**THE PROBLEM:**
Return, exactly, the line that contains "Extract the structured" together with all lines after it to the end of the entries, and no further lines.
═══
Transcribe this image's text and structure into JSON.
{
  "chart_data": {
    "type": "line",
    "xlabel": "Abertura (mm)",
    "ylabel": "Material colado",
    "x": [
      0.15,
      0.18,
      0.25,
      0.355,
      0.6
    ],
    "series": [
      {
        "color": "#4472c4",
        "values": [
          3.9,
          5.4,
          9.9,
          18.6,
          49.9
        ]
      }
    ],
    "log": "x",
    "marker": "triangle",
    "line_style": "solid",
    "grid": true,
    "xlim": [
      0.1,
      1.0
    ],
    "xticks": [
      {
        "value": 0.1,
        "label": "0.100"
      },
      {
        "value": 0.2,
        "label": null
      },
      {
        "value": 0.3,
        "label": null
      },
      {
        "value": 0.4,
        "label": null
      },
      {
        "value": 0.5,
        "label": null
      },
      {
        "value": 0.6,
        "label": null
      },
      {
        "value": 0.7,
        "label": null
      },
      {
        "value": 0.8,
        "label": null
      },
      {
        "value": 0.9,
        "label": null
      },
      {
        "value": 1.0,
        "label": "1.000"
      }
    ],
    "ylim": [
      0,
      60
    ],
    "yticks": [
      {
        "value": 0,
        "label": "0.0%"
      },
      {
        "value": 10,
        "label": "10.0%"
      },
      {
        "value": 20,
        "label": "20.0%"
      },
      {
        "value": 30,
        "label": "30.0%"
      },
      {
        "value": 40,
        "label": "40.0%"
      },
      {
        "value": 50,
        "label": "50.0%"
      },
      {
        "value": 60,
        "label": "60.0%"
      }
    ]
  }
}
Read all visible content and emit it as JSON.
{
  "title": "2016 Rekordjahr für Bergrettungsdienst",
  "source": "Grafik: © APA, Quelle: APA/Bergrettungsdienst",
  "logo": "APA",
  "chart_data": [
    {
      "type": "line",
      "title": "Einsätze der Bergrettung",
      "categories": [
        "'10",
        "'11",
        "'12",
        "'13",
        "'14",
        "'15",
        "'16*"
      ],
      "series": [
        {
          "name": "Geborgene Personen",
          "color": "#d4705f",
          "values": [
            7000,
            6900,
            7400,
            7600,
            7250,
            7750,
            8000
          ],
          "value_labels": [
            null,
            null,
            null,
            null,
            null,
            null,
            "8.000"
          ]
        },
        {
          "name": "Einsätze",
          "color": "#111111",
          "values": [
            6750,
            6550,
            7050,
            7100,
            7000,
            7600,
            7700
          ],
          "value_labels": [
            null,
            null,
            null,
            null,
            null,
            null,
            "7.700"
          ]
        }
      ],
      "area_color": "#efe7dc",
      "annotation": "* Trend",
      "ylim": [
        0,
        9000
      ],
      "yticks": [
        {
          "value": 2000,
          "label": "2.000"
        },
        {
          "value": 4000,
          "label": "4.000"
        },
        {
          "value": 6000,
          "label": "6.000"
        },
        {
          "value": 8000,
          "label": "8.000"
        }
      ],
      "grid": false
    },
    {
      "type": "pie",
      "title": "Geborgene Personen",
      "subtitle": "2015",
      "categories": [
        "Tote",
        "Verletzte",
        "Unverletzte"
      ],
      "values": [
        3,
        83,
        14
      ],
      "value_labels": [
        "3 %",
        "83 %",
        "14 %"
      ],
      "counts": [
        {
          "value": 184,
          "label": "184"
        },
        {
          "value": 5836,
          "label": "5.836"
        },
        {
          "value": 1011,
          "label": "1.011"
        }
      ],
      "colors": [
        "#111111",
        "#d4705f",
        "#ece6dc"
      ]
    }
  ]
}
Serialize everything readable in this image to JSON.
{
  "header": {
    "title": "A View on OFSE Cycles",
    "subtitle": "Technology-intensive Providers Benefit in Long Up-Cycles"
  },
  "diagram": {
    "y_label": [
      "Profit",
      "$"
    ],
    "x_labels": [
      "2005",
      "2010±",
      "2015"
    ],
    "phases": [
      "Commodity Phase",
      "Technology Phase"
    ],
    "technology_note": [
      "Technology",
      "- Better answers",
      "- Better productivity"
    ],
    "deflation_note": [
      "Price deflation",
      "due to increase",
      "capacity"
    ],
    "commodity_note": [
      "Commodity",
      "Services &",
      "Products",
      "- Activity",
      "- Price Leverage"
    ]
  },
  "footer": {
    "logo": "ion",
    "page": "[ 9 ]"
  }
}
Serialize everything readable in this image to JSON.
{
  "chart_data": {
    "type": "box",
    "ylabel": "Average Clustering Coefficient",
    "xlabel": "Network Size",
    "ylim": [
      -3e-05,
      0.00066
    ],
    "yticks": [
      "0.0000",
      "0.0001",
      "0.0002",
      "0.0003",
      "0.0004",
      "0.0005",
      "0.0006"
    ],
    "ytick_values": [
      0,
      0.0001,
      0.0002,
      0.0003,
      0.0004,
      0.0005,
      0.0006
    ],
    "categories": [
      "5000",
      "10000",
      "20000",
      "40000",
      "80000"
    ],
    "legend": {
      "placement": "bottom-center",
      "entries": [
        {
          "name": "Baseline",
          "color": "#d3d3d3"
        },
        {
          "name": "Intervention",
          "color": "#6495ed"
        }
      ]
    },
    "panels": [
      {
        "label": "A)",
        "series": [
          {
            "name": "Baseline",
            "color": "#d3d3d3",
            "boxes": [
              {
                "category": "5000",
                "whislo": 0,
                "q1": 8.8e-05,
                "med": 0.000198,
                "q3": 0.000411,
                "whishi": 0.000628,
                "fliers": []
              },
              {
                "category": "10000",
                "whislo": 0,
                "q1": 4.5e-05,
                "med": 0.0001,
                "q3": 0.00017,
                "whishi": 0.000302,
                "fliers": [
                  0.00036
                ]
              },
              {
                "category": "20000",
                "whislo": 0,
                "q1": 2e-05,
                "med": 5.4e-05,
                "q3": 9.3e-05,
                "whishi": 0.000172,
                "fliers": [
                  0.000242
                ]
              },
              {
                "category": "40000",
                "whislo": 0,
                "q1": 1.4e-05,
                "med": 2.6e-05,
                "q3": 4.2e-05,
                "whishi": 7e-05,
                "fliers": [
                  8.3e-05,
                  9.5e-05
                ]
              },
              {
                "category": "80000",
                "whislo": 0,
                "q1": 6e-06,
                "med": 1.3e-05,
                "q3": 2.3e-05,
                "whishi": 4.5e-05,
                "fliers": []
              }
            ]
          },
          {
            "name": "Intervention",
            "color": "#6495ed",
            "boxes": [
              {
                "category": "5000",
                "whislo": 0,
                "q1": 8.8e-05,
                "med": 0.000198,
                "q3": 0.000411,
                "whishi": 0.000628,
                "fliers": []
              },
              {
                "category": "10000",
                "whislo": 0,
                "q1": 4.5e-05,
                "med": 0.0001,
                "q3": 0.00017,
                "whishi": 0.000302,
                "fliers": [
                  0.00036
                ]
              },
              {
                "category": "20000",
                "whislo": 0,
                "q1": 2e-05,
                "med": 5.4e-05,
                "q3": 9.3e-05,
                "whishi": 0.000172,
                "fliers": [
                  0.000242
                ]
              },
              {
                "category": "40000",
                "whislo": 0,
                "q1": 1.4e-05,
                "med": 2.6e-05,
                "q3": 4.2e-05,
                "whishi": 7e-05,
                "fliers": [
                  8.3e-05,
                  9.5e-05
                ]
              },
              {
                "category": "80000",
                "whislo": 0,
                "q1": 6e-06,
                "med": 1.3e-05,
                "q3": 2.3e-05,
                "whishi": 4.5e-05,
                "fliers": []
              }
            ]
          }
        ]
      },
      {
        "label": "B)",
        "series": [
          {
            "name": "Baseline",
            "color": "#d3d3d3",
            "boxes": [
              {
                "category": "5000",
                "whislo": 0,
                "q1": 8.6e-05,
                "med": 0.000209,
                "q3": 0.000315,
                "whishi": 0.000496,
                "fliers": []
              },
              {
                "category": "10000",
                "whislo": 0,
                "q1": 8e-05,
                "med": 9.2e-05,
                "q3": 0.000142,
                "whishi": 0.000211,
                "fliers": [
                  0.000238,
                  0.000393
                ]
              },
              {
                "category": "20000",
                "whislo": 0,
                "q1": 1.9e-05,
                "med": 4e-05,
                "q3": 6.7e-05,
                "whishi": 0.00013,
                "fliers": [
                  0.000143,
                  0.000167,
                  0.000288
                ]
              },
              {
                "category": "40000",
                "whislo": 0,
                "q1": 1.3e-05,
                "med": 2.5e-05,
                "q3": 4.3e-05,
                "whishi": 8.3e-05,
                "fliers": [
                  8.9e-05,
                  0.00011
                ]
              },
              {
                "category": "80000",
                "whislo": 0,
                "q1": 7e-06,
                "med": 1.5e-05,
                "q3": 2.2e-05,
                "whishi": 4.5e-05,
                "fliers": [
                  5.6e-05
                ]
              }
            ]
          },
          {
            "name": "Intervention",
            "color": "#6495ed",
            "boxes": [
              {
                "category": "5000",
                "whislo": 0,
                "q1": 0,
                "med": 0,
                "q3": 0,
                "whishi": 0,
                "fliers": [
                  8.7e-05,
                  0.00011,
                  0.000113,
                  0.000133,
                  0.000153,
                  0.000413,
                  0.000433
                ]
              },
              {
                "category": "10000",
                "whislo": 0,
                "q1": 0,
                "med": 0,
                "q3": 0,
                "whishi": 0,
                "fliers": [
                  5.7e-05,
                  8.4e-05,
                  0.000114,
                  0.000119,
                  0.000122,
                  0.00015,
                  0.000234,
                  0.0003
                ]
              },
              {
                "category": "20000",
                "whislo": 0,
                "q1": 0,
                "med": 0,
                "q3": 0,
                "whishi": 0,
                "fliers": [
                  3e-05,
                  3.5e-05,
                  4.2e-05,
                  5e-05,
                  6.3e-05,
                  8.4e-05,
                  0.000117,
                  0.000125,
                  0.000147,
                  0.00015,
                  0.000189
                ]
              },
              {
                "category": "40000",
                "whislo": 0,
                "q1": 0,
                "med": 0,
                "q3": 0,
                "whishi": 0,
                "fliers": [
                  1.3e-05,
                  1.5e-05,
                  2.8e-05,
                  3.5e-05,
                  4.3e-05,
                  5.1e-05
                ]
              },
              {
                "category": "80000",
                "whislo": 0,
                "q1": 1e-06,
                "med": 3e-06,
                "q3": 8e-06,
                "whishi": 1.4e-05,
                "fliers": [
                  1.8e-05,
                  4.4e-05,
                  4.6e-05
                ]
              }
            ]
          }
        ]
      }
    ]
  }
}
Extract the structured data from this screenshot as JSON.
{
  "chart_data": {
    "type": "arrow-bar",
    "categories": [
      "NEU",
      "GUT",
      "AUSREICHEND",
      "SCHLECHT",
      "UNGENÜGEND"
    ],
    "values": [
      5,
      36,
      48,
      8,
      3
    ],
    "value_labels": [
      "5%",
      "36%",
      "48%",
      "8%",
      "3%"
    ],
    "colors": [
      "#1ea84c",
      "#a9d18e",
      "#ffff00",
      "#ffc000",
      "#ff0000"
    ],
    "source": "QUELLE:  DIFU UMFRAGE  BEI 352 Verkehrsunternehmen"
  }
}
═══
**FULL RESPONSE:**
Extract the structured data from this screenshot as JSON.
{
  "chart_data": {
    "type": "arrow-bar",
    "categories": [
      "NEU",
      "GUT",
      "AUSREICHEND",
      "SCHLECHT",
      "UNGENÜGEND"
    ],
    "values": [
      5,
      36,
      48,
      8,
      3
    ],
    "value_labels": [
      "5%",
      "36%",
      "48%",
      "8%",
      "3%"
    ],
    "colors": [
      "#1ea84c",
      "#a9d18e",
      "#ffff00",
      "#ffc000",
      "#ff0000"
    ],
    "source": "QUELLE:  DIFU UMFRAGE  BEI 352 Verkehrsunternehmen"
  }
}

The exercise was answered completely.